## GOAL OF THE EXERCISE
Extract, from the records beneath this instruction, each line that contains the word "position".

## THE RECORDS
— Start —

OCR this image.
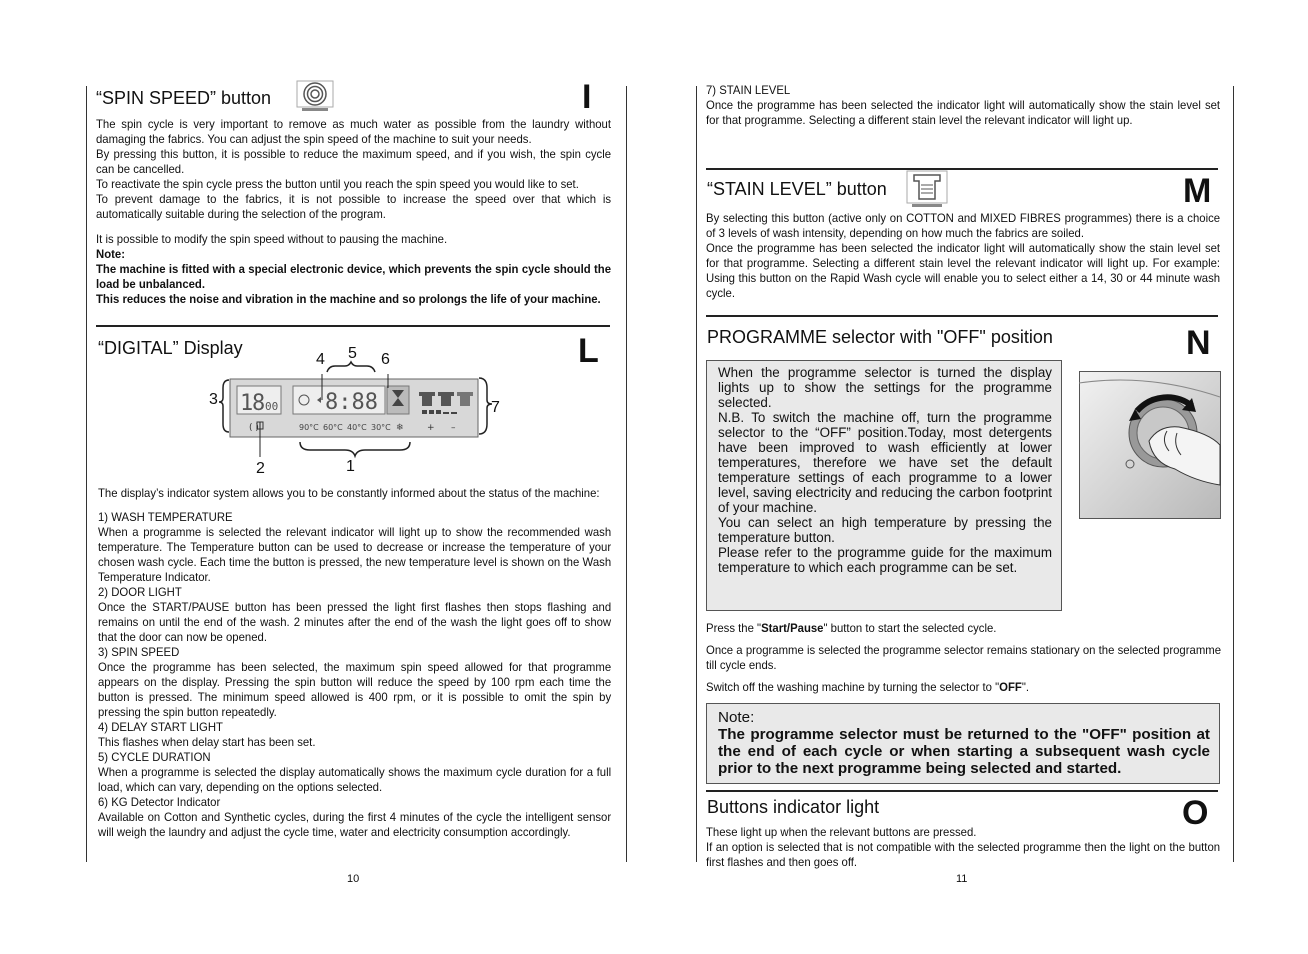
“SPIN SPEED” button	I

The spin cycle is very important to remove as much water as possible from the laundry without damaging the fabrics. You can adjust the spin speed of the machine to suit your needs.

By pressing this button, it is possible to reduce the maximum speed, and if you wish, the spin cycle can be cancelled.

To reactivate the spin cycle press the button until you reach the spin speed you would like to set.

To prevent damage to the fabrics, it is not possible to increase the speed over that which is automatically suitable during the selection of the program.

It is possible to modify the spin speed without to pausing the machine.

Note:

The machine is fitted with a special electronic device, which prevents the spin cycle should the load be unbalanced.

This reduces the noise and vibration in the machine and so prolongs the life of your machine.

“DIGITAL” Display	L
1
8 00 8:88
( )	90°C 60°C 40°C 30°C ❄	+ –
4 5 6
3	7
2	1

The display’s indicator system allows you to be constantly informed about the status of the machine:

1) WASH TEMPERATURE

When a programme is selected the relevant indicator will light up to show the recommended wash temperature. The Temperature button can be used to decrease or increase the temperature of your chosen wash cycle. Each time the button is pressed, the new temperature level is shown on the Wash Temperature Indicator.

2) DOOR LIGHT

Once the START/PAUSE button has been pressed the light first flashes then stops flashing and remains on until the end of the wash. 2 minutes after the end of the wash the light goes off to show that the door can now be opened.

3) SPIN SPEED

Once the programme has been selected, the maximum spin speed allowed for that programme appears on the display. Pressing the spin button will reduce the speed by 100 rpm each time the button is pressed. The minimum speed allowed is 400 rpm, or it is possible to omit the spin by pressing the spin button repeatedly.

4) DELAY START LIGHT

This flashes when delay start has been set.

5) CYCLE DURATION

When a programme is selected the display automatically shows the maximum cycle duration for a full load, which can vary, depending on the options selected.

6) KG Detector Indicator

Available on Cotton and Synthetic cycles, during the first 4 minutes of the cycle the intelligent sensor will weigh the laundry and adjust the cycle time, water and electricity consumption accordingly.

10

7) STAIN LEVEL

Once the programme has been selected the indicator light will automatically show the stain level set for that programme. Selecting a different stain level the relevant indicator will light up.

“STAIN LEVEL” button	M

By selecting this button (active only on COTTON and MIXED FIBRES programmes) there is a choice of 3 levels of wash intensity, depending on how much the fabrics are soiled.

Once the programme has been selected the indicator light will automatically show the stain level set for that programme. Selecting a different stain level the relevant indicator will light up. For example: Using this button on the Rapid Wash cycle will enable you to select either a 14, 30 or 44 minute wash cycle.

PROGRAMME selector with "OFF" position	N

When the programme selector is turned the display lights up to show the settings for the programme selected.

N.B. To switch the machine off, turn the programme selector to the “OFF” position.Today, most detergents have been improved to wash efficiently at lower temperatures, therefore we have set the default temperature settings of each programme to a lower level, saving electricity and reducing the carbon footprint of your machine.

You can select an high temperature by pressing the temperature button.

Please refer to the programme guide for the maximum temperature to which each programme can be set.

Press the "Start/Pause" button to start the selected cycle.

Once a programme is selected the programme selector remains stationary on the selected programme till cycle ends.

Switch off the washing machine by turning the selector to "OFF".

Note:

The programme selector must be returned to the "OFF" position at the end of each cycle or when starting a subsequent wash cycle prior to the next programme being selected and started.

Buttons indicator light	O

These light up when the relevant buttons are pressed.

If an option is selected that is not compatible with the selected programme then the light on the button first flashes and then goes off.

11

— End —

## RESULT BELOW
PROGRAMME selector with "OFF" position	N
N.B. To switch the machine off, turn the programme selector to the “OFF” position.Today, most detergents have been improved to wash efficiently at lower temperatures, therefore we have set the default temperature settings of each programme to a lower level, saving electricity and reducing the carbon footprint of your machine.
The programme selector must be returned to the "OFF" position at the end of each cycle or when starting a subsequent wash cycle prior to the next programme being selected and started.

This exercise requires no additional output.